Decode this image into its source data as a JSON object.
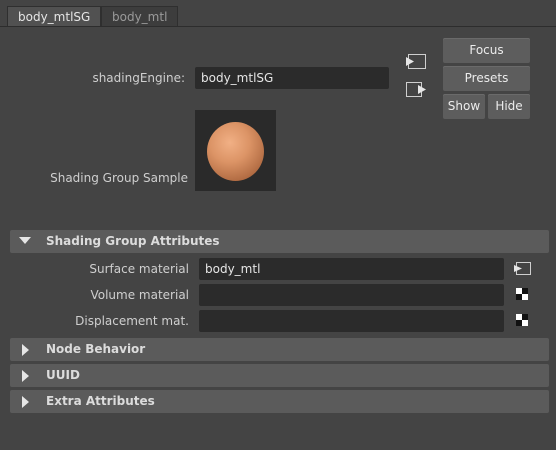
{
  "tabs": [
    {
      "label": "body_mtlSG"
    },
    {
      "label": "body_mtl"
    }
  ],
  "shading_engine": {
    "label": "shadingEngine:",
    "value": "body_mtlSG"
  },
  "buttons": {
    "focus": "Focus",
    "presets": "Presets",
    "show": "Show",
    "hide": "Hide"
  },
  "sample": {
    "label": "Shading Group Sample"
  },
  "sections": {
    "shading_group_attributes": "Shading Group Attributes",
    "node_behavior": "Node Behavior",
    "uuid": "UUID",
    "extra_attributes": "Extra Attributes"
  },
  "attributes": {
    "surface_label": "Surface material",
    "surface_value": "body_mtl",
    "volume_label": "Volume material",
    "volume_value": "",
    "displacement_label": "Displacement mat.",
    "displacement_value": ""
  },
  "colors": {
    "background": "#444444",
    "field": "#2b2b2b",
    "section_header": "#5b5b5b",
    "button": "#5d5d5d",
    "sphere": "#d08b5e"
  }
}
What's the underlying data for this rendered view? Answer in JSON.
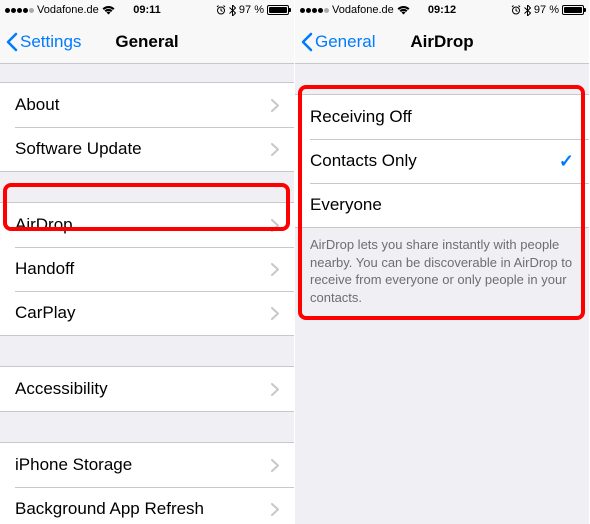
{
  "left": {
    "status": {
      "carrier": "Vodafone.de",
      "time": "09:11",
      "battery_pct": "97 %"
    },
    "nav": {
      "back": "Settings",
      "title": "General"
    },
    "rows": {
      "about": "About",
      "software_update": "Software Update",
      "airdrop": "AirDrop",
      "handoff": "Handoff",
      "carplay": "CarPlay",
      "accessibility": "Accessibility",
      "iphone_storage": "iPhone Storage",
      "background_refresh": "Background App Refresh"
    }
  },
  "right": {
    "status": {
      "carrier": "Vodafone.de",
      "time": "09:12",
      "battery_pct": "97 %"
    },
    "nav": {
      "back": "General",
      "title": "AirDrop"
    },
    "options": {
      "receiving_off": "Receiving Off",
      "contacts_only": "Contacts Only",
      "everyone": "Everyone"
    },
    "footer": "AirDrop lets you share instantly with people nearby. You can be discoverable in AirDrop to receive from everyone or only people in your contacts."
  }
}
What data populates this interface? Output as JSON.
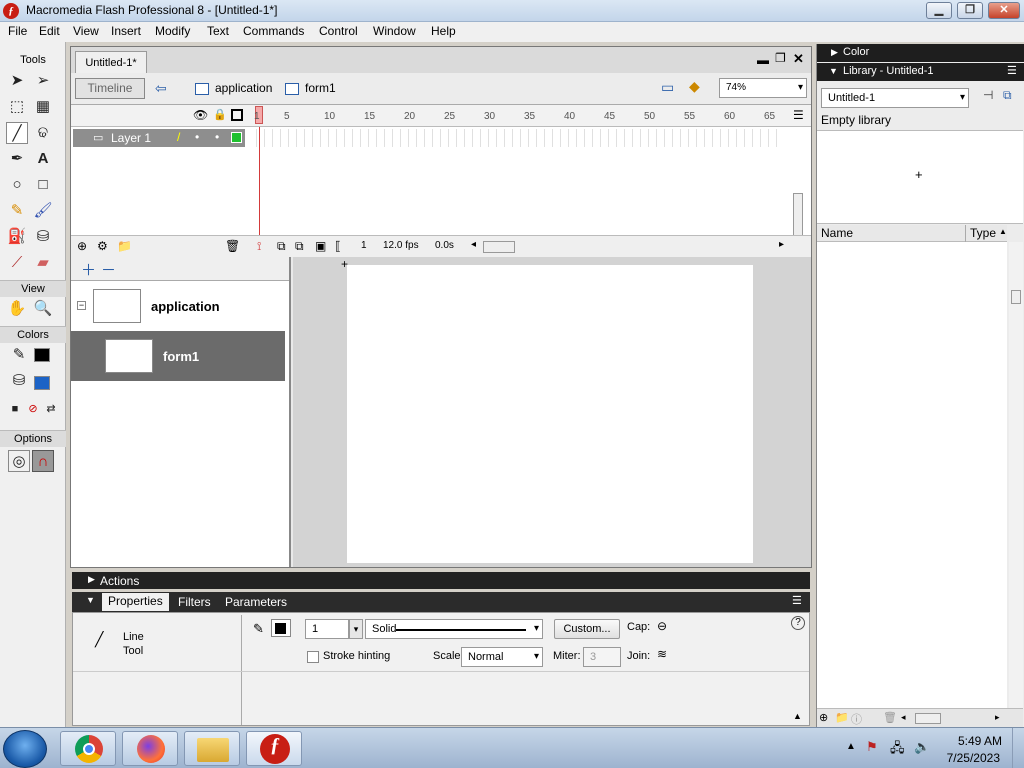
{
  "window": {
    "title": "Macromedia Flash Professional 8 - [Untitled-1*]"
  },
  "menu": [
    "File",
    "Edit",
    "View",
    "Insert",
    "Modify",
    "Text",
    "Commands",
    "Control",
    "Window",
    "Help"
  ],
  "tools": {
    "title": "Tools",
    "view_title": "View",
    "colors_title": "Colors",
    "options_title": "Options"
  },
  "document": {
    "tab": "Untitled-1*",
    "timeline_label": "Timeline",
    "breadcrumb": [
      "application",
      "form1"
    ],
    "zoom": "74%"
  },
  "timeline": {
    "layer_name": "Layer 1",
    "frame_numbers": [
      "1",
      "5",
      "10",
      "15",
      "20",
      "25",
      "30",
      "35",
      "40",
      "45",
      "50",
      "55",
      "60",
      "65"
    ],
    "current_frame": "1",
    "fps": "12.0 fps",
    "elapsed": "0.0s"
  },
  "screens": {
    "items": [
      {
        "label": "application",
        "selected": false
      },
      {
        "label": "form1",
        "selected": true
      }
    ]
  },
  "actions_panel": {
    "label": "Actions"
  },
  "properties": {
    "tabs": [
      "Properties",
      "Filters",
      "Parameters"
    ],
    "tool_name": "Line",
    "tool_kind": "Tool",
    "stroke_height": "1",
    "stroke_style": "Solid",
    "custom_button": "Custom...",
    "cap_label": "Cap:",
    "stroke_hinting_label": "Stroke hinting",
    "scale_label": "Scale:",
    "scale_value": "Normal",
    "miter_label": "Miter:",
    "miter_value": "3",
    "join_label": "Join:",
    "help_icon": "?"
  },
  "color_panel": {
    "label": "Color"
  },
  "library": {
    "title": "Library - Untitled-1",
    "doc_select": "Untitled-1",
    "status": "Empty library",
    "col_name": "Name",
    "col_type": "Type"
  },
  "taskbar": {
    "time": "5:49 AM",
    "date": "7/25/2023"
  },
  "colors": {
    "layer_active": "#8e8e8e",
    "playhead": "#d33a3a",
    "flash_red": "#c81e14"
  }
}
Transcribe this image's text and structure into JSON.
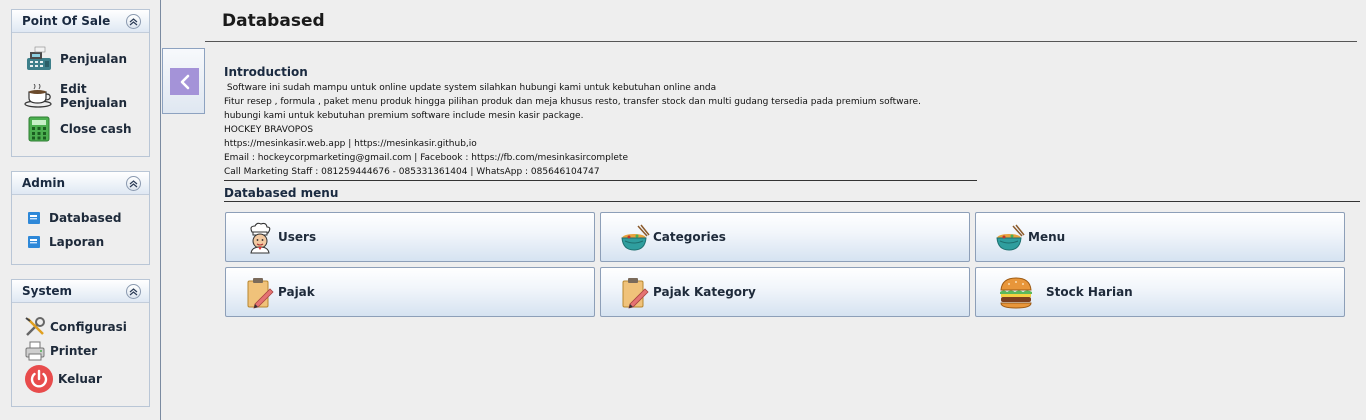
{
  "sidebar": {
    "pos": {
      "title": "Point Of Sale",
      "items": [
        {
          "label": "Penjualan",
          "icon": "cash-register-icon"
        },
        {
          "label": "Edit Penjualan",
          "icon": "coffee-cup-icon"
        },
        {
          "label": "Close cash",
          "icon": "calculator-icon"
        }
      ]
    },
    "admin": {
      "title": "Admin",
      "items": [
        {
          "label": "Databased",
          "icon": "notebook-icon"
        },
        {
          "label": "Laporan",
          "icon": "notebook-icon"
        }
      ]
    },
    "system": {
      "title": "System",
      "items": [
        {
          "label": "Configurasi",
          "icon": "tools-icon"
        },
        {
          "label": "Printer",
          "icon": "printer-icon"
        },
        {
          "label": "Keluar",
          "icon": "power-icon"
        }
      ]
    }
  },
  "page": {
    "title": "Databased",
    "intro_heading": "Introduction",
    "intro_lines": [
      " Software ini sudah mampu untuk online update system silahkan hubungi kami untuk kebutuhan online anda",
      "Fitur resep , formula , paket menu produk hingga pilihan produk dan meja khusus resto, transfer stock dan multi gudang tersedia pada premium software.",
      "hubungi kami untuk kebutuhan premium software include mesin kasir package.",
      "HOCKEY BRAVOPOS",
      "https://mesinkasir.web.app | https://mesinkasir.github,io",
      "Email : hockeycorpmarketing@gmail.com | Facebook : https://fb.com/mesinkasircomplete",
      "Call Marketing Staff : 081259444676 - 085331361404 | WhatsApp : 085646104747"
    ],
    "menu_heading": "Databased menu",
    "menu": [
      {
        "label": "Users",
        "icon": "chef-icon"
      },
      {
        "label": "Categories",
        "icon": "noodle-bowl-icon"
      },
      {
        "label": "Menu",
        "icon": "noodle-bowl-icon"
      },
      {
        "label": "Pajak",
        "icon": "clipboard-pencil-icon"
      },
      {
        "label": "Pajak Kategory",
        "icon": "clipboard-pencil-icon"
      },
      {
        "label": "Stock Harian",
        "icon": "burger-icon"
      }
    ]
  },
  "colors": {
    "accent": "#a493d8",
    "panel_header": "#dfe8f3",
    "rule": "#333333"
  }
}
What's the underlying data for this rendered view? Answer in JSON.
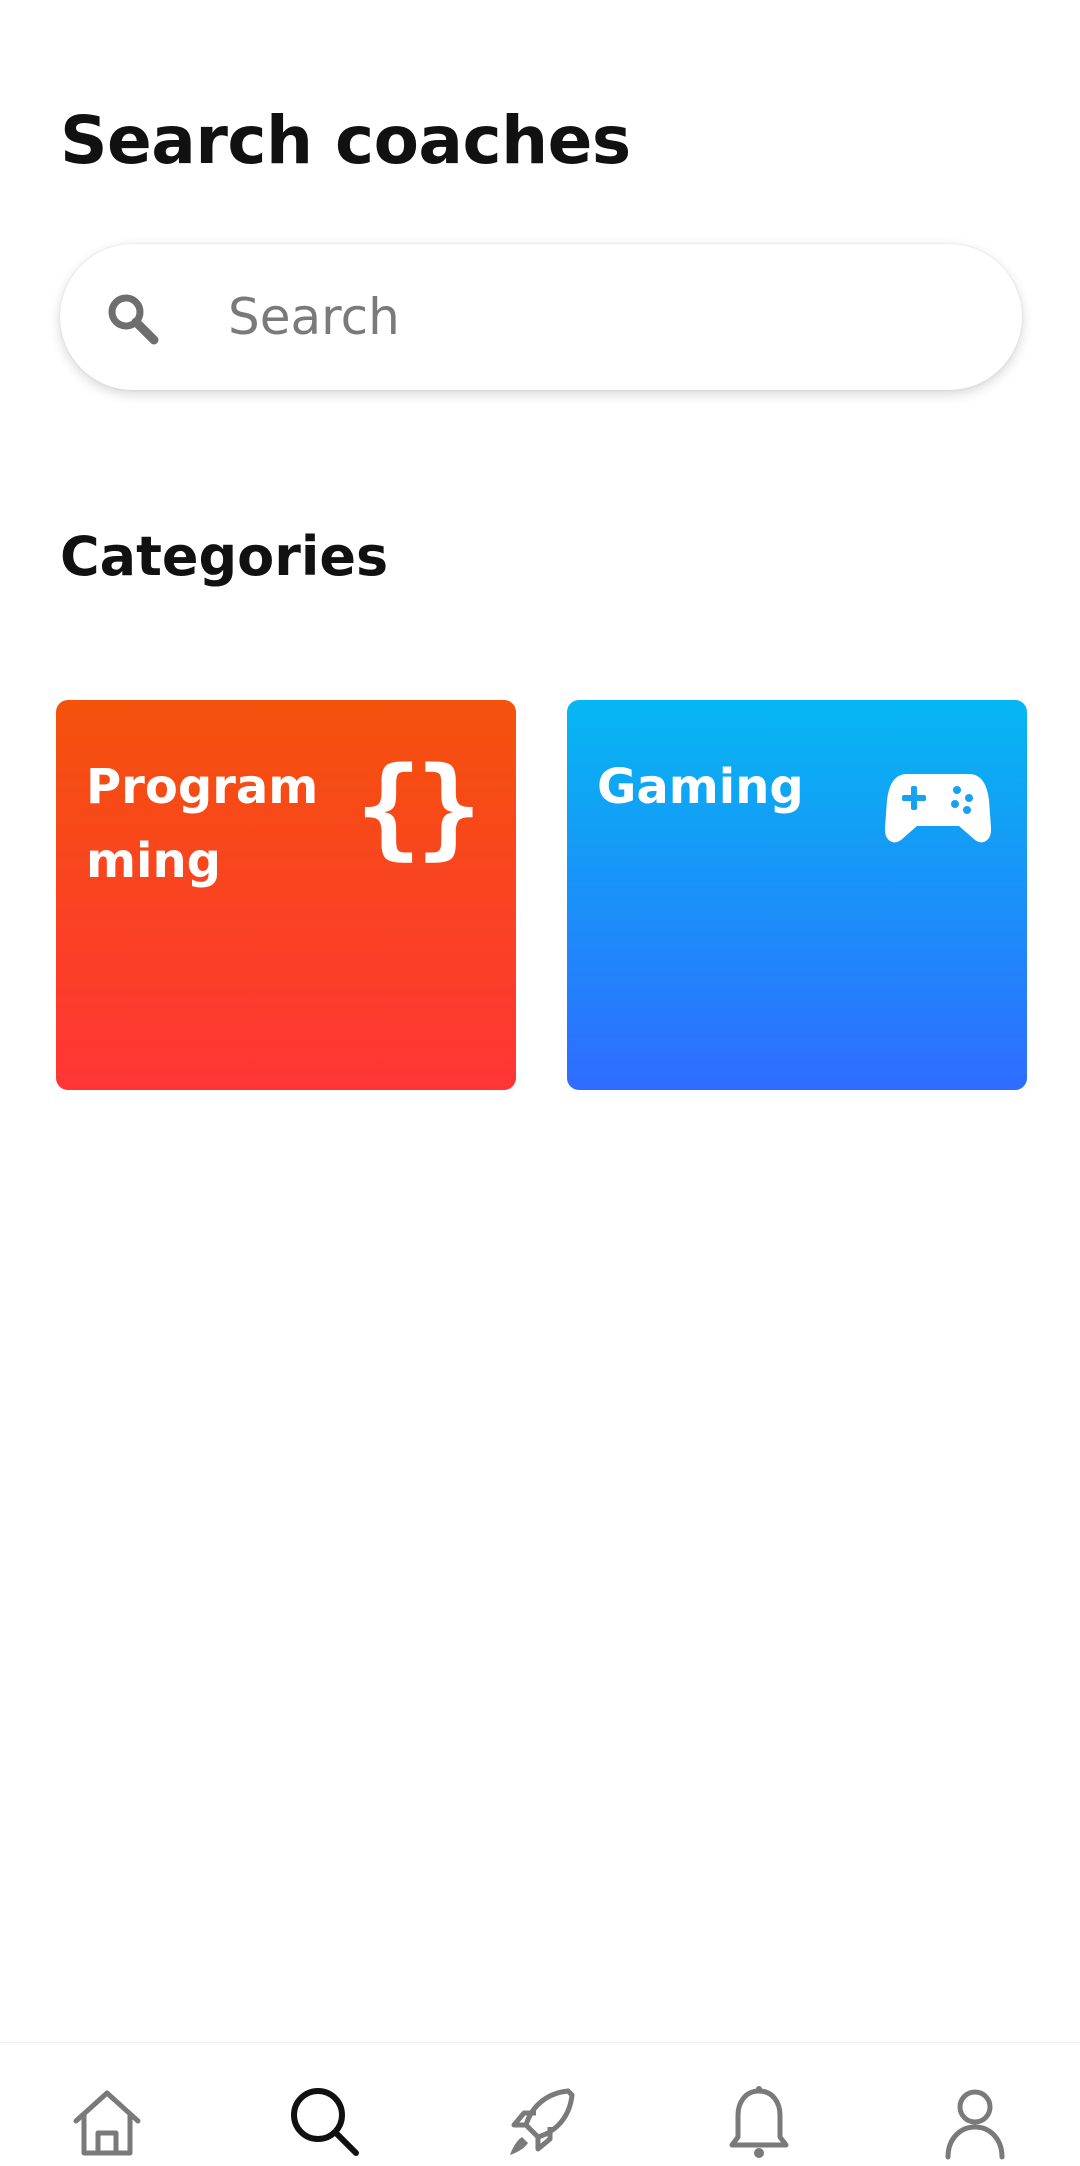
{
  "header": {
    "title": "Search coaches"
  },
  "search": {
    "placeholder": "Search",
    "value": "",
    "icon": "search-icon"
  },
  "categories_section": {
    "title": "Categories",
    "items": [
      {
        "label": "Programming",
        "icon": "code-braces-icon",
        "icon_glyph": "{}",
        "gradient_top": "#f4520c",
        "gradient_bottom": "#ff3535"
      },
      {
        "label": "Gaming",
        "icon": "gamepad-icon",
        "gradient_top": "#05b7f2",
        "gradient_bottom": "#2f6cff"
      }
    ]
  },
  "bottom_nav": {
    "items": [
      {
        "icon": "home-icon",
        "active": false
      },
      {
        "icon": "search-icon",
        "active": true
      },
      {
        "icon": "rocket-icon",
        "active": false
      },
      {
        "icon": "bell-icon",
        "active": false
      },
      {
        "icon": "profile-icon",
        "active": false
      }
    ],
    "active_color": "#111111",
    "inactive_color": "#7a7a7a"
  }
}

::::::

| WHAT IS BEING ASKED |
Leaving all pictures aside, quote each record exactly.

| ANSWER FOR THIS EXERCISE |
Decode this image into its source data as a JSON object.
{
  "tabs": [
    {
      "label": "body_mtlSG"
    },
    {
      "label": "body_mtl"
    }
  ],
  "shading_engine": {
    "label": "shadingEngine:",
    "value": "body_mtlSG"
  },
  "buttons": {
    "focus": "Focus",
    "presets": "Presets",
    "show": "Show",
    "hide": "Hide"
  },
  "sample": {
    "label": "Shading Group Sample"
  },
  "sections": {
    "shading_group_attributes": "Shading Group Attributes",
    "node_behavior": "Node Behavior",
    "uuid": "UUID",
    "extra_attributes": "Extra Attributes"
  },
  "attributes": {
    "surface_label": "Surface material",
    "surface_value": "body_mtl",
    "volume_label": "Volume material",
    "volume_value": "",
    "displacement_label": "Displacement mat.",
    "displacement_value": ""
  },
  "colors": {
    "background": "#444444",
    "field": "#2b2b2b",
    "section_header": "#5b5b5b",
    "button": "#5d5d5d",
    "sphere": "#d08b5e"
  }
}
What's the underlying data for this rendered view? Answer in JSON.
{
  "left": {
    "status": {
      "carrier": "Vodafone.de",
      "time": "09:11",
      "battery_pct": "97 %"
    },
    "nav": {
      "back": "Settings",
      "title": "General"
    },
    "rows": {
      "about": "About",
      "software_update": "Software Update",
      "airdrop": "AirDrop",
      "handoff": "Handoff",
      "carplay": "CarPlay",
      "accessibility": "Accessibility",
      "iphone_storage": "iPhone Storage",
      "background_refresh": "Background App Refresh"
    }
  },
  "right": {
    "status": {
      "carrier": "Vodafone.de",
      "time": "09:12",
      "battery_pct": "97 %"
    },
    "nav": {
      "back": "General",
      "title": "AirDrop"
    },
    "options": {
      "receiving_off": "Receiving Off",
      "contacts_only": "Contacts Only",
      "everyone": "Everyone"
    },
    "footer": "AirDrop lets you share instantly with people nearby. You can be discoverable in AirDrop to receive from everyone or only people in your contacts."
  }
}
What data populates this interface? Output as JSON.
{
  "window": {
    "title": "Macromedia Flash Professional 8 - [Untitled-1*]"
  },
  "menu": [
    "File",
    "Edit",
    "View",
    "Insert",
    "Modify",
    "Text",
    "Commands",
    "Control",
    "Window",
    "Help"
  ],
  "tools": {
    "title": "Tools",
    "view_title": "View",
    "colors_title": "Colors",
    "options_title": "Options"
  },
  "document": {
    "tab": "Untitled-1*",
    "timeline_label": "Timeline",
    "breadcrumb": [
      "application",
      "form1"
    ],
    "zoom": "74%"
  },
  "timeline": {
    "layer_name": "Layer 1",
    "frame_numbers": [
      "1",
      "5",
      "10",
      "15",
      "20",
      "25",
      "30",
      "35",
      "40",
      "45",
      "50",
      "55",
      "60",
      "65"
    ],
    "current_frame": "1",
    "fps": "12.0 fps",
    "elapsed": "0.0s"
  },
  "screens": {
    "items": [
      {
        "label": "application",
        "selected": false
      },
      {
        "label": "form1",
        "selected": true
      }
    ]
  },
  "actions_panel": {
    "label": "Actions"
  },
  "properties": {
    "tabs": [
      "Properties",
      "Filters",
      "Parameters"
    ],
    "tool_name": "Line",
    "tool_kind": "Tool",
    "stroke_height": "1",
    "stroke_style": "Solid",
    "custom_button": "Custom...",
    "cap_label": "Cap:",
    "stroke_hinting_label": "Stroke hinting",
    "scale_label": "Scale:",
    "scale_value": "Normal",
    "miter_label": "Miter:",
    "miter_value": "3",
    "join_label": "Join:",
    "help_icon": "?"
  },
  "color_panel": {
    "label": "Color"
  },
  "library": {
    "title": "Library - Untitled-1",
    "doc_select": "Untitled-1",
    "status": "Empty library",
    "col_name": "Name",
    "col_type": "Type"
  },
  "taskbar": {
    "time": "5:49 AM",
    "date": "7/25/2023"
  },
  "colors": {
    "layer_active": "#8e8e8e",
    "playhead": "#d33a3a",
    "flash_red": "#c81e14"
  }
}
Transcribe this image's text and structure into JSON.
{
  "sidebar": {
    "pos": {
      "title": "Point Of Sale",
      "items": [
        {
          "label": "Penjualan",
          "icon": "cash-register-icon"
        },
        {
          "label": "Edit Penjualan",
          "icon": "coffee-cup-icon"
        },
        {
          "label": "Close cash",
          "icon": "calculator-icon"
        }
      ]
    },
    "admin": {
      "title": "Admin",
      "items": [
        {
          "label": "Databased",
          "icon": "notebook-icon"
        },
        {
          "label": "Laporan",
          "icon": "notebook-icon"
        }
      ]
    },
    "system": {
      "title": "System",
      "items": [
        {
          "label": "Configurasi",
          "icon": "tools-icon"
        },
        {
          "label": "Printer",
          "icon": "printer-icon"
        },
        {
          "label": "Keluar",
          "icon": "power-icon"
        }
      ]
    }
  },
  "page": {
    "title": "Databased",
    "intro_heading": "Introduction",
    "intro_lines": [
      " Software ini sudah mampu untuk online update system silahkan hubungi kami untuk kebutuhan online anda",
      "Fitur resep , formula , paket menu produk hingga pilihan produk dan meja khusus resto, transfer stock dan multi gudang tersedia pada premium software.",
      "hubungi kami untuk kebutuhan premium software include mesin kasir package.",
      "HOCKEY BRAVOPOS",
      "https://mesinkasir.web.app | https://mesinkasir.github,io",
      "Email : hockeycorpmarketing@gmail.com | Facebook : https://fb.com/mesinkasircomplete",
      "Call Marketing Staff : 081259444676 - 085331361404 | WhatsApp : 085646104747"
    ],
    "menu_heading": "Databased menu",
    "menu": [
      {
        "label": "Users",
        "icon": "chef-icon"
      },
      {
        "label": "Categories",
        "icon": "noodle-bowl-icon"
      },
      {
        "label": "Menu",
        "icon": "noodle-bowl-icon"
      },
      {
        "label": "Pajak",
        "icon": "clipboard-pencil-icon"
      },
      {
        "label": "Pajak Kategory",
        "icon": "clipboard-pencil-icon"
      },
      {
        "label": "Stock Harian",
        "icon": "burger-icon"
      }
    ]
  },
  "colors": {
    "accent": "#a493d8",
    "panel_header": "#dfe8f3",
    "rule": "#333333"
  }
}
What's the underlying data for this rendered view? Answer in JSON.
{
  "header": {
    "title": "Search coaches"
  },
  "search": {
    "placeholder": "Search",
    "value": "",
    "icon": "search-icon"
  },
  "categories_section": {
    "title": "Categories",
    "items": [
      {
        "label": "Programming",
        "icon": "code-braces-icon",
        "icon_glyph": "{}",
        "gradient_top": "#f4520c",
        "gradient_bottom": "#ff3535"
      },
      {
        "label": "Gaming",
        "icon": "gamepad-icon",
        "gradient_top": "#05b7f2",
        "gradient_bottom": "#2f6cff"
      }
    ]
  },
  "bottom_nav": {
    "items": [
      {
        "icon": "home-icon",
        "active": false
      },
      {
        "icon": "search-icon",
        "active": true
      },
      {
        "icon": "rocket-icon",
        "active": false
      },
      {
        "icon": "bell-icon",
        "active": false
      },
      {
        "icon": "profile-icon",
        "active": false
      }
    ],
    "active_color": "#111111",
    "inactive_color": "#7a7a7a"
  }
}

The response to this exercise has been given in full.